- [Set exercise] The data below should be restated word for word, with every picture omitted.

# Start of Given information

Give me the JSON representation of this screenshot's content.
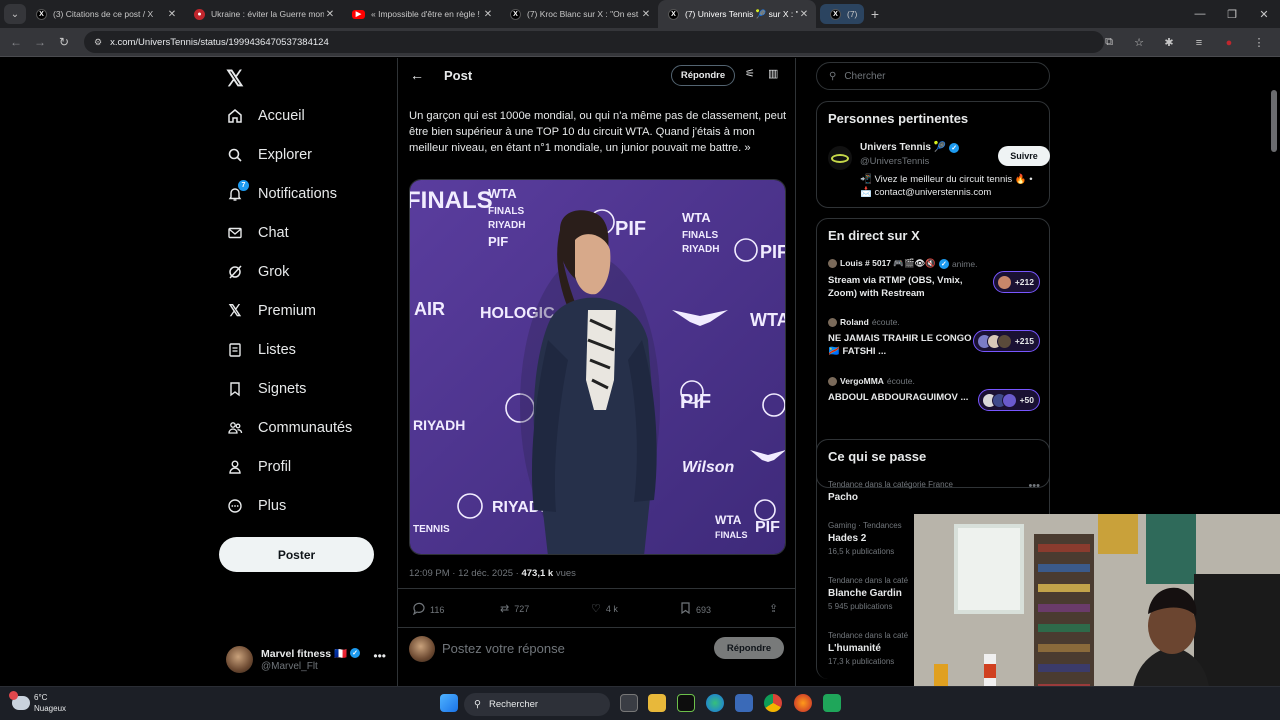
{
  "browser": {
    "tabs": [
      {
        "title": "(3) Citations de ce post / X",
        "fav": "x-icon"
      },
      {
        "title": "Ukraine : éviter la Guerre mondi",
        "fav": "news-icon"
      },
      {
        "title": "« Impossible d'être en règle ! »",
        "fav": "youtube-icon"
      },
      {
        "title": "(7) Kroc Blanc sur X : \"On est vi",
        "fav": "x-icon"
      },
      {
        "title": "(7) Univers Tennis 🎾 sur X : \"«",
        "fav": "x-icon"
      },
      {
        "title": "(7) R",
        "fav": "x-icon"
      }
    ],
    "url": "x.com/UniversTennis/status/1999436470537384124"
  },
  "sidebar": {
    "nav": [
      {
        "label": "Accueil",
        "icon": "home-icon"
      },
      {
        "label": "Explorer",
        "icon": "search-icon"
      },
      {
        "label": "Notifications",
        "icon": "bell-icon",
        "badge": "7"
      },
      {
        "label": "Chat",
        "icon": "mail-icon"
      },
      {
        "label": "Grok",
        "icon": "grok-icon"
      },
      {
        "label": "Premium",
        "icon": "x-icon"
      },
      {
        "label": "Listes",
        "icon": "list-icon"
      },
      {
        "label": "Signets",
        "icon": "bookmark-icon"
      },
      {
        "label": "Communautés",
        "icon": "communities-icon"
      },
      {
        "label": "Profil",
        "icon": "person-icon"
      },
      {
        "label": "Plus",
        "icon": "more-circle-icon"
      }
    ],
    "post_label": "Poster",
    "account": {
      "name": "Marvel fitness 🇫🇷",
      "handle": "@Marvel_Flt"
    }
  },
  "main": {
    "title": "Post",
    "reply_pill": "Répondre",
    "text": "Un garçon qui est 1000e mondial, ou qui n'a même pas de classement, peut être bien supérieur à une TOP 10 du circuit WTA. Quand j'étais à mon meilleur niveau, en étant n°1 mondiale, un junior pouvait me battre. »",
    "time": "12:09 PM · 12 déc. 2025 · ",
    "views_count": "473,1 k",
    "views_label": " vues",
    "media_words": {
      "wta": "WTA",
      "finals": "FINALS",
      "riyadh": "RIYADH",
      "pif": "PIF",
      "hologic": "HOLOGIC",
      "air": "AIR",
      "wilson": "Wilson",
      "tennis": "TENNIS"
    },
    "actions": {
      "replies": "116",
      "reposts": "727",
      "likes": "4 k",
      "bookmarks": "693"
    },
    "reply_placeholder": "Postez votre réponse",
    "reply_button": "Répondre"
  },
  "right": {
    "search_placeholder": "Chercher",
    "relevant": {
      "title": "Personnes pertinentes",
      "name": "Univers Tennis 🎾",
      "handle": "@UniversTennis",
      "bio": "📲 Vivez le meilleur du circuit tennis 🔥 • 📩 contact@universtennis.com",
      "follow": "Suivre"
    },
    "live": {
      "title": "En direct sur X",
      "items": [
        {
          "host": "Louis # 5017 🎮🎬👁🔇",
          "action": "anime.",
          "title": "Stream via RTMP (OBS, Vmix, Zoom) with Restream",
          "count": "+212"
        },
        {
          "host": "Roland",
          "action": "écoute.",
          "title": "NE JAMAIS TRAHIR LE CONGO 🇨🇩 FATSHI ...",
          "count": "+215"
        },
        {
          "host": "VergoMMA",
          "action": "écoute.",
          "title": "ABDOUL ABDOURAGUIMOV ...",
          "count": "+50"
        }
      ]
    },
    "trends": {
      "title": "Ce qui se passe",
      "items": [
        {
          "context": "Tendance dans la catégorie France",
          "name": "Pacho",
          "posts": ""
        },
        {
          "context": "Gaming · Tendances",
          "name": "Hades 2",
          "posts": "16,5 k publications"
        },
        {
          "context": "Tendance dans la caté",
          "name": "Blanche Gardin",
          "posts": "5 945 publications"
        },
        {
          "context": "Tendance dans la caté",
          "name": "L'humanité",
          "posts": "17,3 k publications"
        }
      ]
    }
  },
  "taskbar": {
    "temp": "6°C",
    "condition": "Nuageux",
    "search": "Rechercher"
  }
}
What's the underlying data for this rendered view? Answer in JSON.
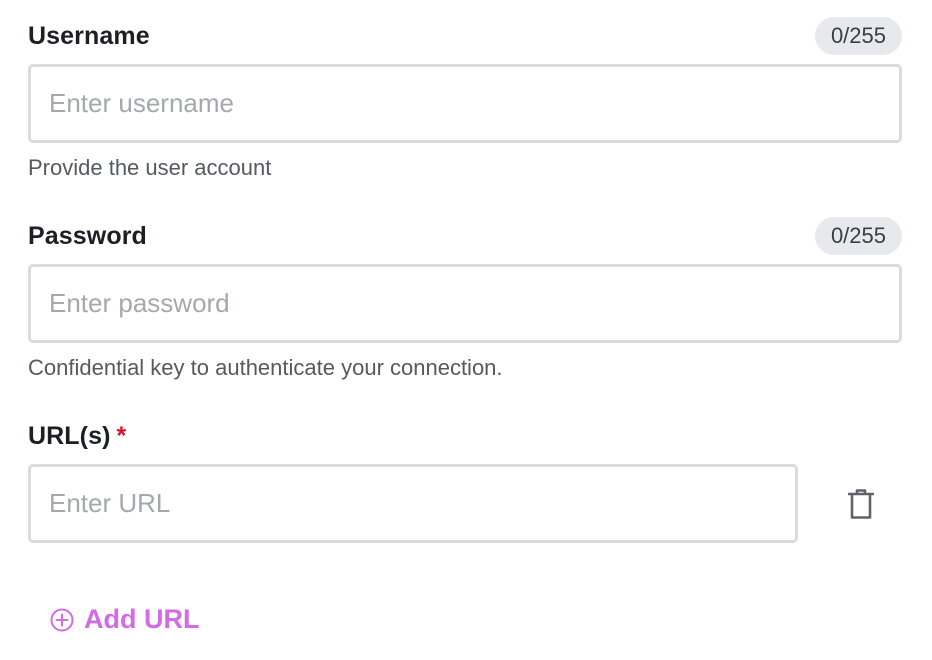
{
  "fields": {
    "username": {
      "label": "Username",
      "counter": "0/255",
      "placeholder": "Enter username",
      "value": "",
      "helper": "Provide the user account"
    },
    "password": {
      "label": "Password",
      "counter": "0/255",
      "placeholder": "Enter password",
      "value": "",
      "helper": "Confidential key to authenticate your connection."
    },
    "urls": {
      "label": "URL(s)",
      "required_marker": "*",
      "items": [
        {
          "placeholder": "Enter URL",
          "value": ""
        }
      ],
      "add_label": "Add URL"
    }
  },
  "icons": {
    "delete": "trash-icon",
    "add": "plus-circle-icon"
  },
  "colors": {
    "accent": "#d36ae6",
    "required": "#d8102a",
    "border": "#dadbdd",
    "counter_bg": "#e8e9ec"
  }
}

# End of Given information

- [Full response]
Give me the JSON representation of this screenshot's content.
{
  "browser": {
    "tabs": [
      {
        "title": "(3) Citations de ce post / X",
        "fav": "x-icon"
      },
      {
        "title": "Ukraine : éviter la Guerre mondi",
        "fav": "news-icon"
      },
      {
        "title": "« Impossible d'être en règle ! »",
        "fav": "youtube-icon"
      },
      {
        "title": "(7) Kroc Blanc sur X : \"On est vi",
        "fav": "x-icon"
      },
      {
        "title": "(7) Univers Tennis 🎾 sur X : \"«",
        "fav": "x-icon"
      },
      {
        "title": "(7) R",
        "fav": "x-icon"
      }
    ],
    "url": "x.com/UniversTennis/status/1999436470537384124"
  },
  "sidebar": {
    "nav": [
      {
        "label": "Accueil",
        "icon": "home-icon"
      },
      {
        "label": "Explorer",
        "icon": "search-icon"
      },
      {
        "label": "Notifications",
        "icon": "bell-icon",
        "badge": "7"
      },
      {
        "label": "Chat",
        "icon": "mail-icon"
      },
      {
        "label": "Grok",
        "icon": "grok-icon"
      },
      {
        "label": "Premium",
        "icon": "x-icon"
      },
      {
        "label": "Listes",
        "icon": "list-icon"
      },
      {
        "label": "Signets",
        "icon": "bookmark-icon"
      },
      {
        "label": "Communautés",
        "icon": "communities-icon"
      },
      {
        "label": "Profil",
        "icon": "person-icon"
      },
      {
        "label": "Plus",
        "icon": "more-circle-icon"
      }
    ],
    "post_label": "Poster",
    "account": {
      "name": "Marvel fitness 🇫🇷",
      "handle": "@Marvel_Flt"
    }
  },
  "main": {
    "title": "Post",
    "reply_pill": "Répondre",
    "text": "Un garçon qui est 1000e mondial, ou qui n'a même pas de classement, peut être bien supérieur à une TOP 10 du circuit WTA. Quand j'étais à mon meilleur niveau, en étant n°1 mondiale, un junior pouvait me battre. »",
    "time": "12:09 PM · 12 déc. 2025 · ",
    "views_count": "473,1 k",
    "views_label": " vues",
    "media_words": {
      "wta": "WTA",
      "finals": "FINALS",
      "riyadh": "RIYADH",
      "pif": "PIF",
      "hologic": "HOLOGIC",
      "air": "AIR",
      "wilson": "Wilson",
      "tennis": "TENNIS"
    },
    "actions": {
      "replies": "116",
      "reposts": "727",
      "likes": "4 k",
      "bookmarks": "693"
    },
    "reply_placeholder": "Postez votre réponse",
    "reply_button": "Répondre"
  },
  "right": {
    "search_placeholder": "Chercher",
    "relevant": {
      "title": "Personnes pertinentes",
      "name": "Univers Tennis 🎾",
      "handle": "@UniversTennis",
      "bio": "📲 Vivez le meilleur du circuit tennis 🔥 • 📩 contact@universtennis.com",
      "follow": "Suivre"
    },
    "live": {
      "title": "En direct sur X",
      "items": [
        {
          "host": "Louis # 5017 🎮🎬👁🔇",
          "action": "anime.",
          "title": "Stream via RTMP (OBS, Vmix, Zoom) with Restream",
          "count": "+212"
        },
        {
          "host": "Roland",
          "action": "écoute.",
          "title": "NE JAMAIS TRAHIR LE CONGO 🇨🇩 FATSHI ...",
          "count": "+215"
        },
        {
          "host": "VergoMMA",
          "action": "écoute.",
          "title": "ABDOUL ABDOURAGUIMOV ...",
          "count": "+50"
        }
      ]
    },
    "trends": {
      "title": "Ce qui se passe",
      "items": [
        {
          "context": "Tendance dans la catégorie France",
          "name": "Pacho",
          "posts": ""
        },
        {
          "context": "Gaming · Tendances",
          "name": "Hades 2",
          "posts": "16,5 k publications"
        },
        {
          "context": "Tendance dans la caté",
          "name": "Blanche Gardin",
          "posts": "5 945 publications"
        },
        {
          "context": "Tendance dans la caté",
          "name": "L'humanité",
          "posts": "17,3 k publications"
        }
      ]
    }
  },
  "taskbar": {
    "temp": "6°C",
    "condition": "Nuageux",
    "search": "Rechercher"
  }
}
What's the underlying data for this rendered view? Answer in JSON.
{
  "fields": {
    "username": {
      "label": "Username",
      "counter": "0/255",
      "placeholder": "Enter username",
      "value": "",
      "helper": "Provide the user account"
    },
    "password": {
      "label": "Password",
      "counter": "0/255",
      "placeholder": "Enter password",
      "value": "",
      "helper": "Confidential key to authenticate your connection."
    },
    "urls": {
      "label": "URL(s)",
      "required_marker": "*",
      "items": [
        {
          "placeholder": "Enter URL",
          "value": ""
        }
      ],
      "add_label": "Add URL"
    }
  },
  "icons": {
    "delete": "trash-icon",
    "add": "plus-circle-icon"
  },
  "colors": {
    "accent": "#d36ae6",
    "required": "#d8102a",
    "border": "#dadbdd",
    "counter_bg": "#e8e9ec"
  }
}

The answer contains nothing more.